▶ **Prompt**:
Looking at the listing beneath, work out how many lines hold "name" and report only that figure.

▶ **Data records**:
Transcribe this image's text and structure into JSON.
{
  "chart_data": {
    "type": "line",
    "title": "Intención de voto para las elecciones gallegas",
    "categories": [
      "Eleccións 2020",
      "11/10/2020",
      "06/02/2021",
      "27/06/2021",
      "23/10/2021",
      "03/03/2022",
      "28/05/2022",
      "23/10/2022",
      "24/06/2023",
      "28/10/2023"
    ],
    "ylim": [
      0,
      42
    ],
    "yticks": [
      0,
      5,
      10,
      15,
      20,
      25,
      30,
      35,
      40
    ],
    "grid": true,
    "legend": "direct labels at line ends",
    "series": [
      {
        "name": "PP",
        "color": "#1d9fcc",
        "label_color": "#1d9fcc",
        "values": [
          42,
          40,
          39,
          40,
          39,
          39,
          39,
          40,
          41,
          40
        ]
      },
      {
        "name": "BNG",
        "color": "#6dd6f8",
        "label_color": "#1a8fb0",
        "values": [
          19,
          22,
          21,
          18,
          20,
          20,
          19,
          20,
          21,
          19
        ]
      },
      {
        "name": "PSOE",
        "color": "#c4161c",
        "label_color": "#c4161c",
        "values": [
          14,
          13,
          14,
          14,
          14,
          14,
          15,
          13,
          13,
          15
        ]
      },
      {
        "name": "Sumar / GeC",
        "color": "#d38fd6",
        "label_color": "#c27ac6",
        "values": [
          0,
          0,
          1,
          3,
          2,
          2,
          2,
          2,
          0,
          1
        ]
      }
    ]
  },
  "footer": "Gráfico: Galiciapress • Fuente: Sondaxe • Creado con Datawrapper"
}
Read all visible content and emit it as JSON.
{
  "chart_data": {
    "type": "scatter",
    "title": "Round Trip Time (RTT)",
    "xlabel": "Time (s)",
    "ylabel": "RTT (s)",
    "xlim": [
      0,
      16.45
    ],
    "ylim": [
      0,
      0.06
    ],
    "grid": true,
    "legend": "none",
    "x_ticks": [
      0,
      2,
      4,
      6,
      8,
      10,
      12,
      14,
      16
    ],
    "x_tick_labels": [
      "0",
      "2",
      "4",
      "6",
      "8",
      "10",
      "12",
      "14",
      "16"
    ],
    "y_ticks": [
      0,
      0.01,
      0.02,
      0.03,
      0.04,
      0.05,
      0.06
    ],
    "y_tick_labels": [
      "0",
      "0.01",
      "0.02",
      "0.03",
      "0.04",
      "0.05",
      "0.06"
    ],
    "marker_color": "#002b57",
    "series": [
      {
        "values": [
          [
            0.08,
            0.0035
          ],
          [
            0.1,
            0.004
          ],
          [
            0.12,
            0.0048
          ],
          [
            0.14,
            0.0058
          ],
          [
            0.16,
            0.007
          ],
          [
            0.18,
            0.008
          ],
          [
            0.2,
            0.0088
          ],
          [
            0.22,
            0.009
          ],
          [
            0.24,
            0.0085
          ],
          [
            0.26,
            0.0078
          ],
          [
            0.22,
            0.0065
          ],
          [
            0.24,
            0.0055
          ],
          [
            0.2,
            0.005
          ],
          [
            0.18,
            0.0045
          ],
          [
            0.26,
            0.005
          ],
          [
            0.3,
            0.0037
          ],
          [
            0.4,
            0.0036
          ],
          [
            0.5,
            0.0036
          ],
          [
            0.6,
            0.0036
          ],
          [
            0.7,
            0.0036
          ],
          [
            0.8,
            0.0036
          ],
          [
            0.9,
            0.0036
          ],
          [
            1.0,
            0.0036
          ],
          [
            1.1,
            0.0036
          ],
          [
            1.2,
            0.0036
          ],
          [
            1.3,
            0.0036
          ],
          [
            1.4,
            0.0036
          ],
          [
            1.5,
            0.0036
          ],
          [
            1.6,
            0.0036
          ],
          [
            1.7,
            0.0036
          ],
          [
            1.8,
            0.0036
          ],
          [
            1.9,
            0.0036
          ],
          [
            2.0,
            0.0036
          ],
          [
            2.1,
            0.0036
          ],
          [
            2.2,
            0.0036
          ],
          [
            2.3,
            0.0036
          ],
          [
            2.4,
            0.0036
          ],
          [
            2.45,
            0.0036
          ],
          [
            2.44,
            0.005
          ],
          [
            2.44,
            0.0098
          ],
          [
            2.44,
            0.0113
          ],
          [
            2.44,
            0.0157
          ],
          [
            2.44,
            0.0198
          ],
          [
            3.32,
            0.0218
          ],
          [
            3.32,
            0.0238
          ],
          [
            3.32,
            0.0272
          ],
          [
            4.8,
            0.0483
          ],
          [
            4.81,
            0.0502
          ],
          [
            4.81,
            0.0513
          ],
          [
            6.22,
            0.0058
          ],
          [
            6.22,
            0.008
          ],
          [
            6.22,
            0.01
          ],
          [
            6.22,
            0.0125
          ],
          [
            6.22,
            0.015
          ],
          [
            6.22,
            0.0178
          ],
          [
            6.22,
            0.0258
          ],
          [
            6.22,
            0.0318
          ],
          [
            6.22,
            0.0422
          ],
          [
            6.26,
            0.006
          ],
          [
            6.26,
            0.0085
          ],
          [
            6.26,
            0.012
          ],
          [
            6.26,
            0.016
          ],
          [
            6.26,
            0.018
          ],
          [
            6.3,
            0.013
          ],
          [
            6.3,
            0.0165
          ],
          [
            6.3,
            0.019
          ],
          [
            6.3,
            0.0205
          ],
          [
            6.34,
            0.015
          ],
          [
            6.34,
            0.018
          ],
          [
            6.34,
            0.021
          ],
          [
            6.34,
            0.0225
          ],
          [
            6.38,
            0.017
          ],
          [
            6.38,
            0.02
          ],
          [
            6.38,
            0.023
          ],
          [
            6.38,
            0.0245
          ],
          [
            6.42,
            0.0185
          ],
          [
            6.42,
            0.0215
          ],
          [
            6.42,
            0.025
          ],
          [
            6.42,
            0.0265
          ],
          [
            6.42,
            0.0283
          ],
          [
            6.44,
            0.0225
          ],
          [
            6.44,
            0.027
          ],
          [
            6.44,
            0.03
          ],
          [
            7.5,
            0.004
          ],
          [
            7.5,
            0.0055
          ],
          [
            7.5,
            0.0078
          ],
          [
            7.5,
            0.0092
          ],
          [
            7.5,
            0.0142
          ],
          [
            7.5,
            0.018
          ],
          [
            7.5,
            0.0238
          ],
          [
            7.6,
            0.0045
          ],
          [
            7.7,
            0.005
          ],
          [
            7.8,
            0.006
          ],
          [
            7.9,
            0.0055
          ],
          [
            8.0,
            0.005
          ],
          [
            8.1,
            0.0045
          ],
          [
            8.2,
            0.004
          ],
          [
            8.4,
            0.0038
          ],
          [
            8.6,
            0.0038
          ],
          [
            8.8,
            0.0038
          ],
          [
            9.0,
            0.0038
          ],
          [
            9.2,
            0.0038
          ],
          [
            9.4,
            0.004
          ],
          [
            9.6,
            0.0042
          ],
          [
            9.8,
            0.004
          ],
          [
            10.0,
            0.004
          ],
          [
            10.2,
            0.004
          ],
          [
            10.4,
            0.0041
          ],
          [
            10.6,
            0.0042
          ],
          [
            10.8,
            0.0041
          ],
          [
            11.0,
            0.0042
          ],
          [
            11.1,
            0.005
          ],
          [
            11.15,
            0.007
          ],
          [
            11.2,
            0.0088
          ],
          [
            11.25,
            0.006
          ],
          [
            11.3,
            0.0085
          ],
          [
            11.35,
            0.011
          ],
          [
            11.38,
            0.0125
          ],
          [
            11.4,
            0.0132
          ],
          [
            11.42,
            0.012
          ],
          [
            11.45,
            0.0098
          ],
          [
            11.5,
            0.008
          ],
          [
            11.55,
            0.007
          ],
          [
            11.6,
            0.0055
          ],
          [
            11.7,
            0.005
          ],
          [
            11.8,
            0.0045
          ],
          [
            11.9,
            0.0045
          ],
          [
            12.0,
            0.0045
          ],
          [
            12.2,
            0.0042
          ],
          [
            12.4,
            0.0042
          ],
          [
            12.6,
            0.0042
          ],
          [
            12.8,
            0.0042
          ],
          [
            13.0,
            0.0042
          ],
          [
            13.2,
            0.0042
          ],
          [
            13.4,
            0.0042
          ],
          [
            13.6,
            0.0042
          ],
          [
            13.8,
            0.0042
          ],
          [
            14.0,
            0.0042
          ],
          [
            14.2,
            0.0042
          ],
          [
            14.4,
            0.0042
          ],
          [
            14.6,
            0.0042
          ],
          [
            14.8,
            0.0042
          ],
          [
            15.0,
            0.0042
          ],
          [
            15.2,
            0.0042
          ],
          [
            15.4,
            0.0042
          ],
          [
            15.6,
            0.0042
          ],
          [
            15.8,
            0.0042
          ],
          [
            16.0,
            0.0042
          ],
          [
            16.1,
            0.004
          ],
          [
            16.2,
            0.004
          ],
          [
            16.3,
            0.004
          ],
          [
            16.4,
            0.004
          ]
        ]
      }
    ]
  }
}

▶ **Written answer**:
4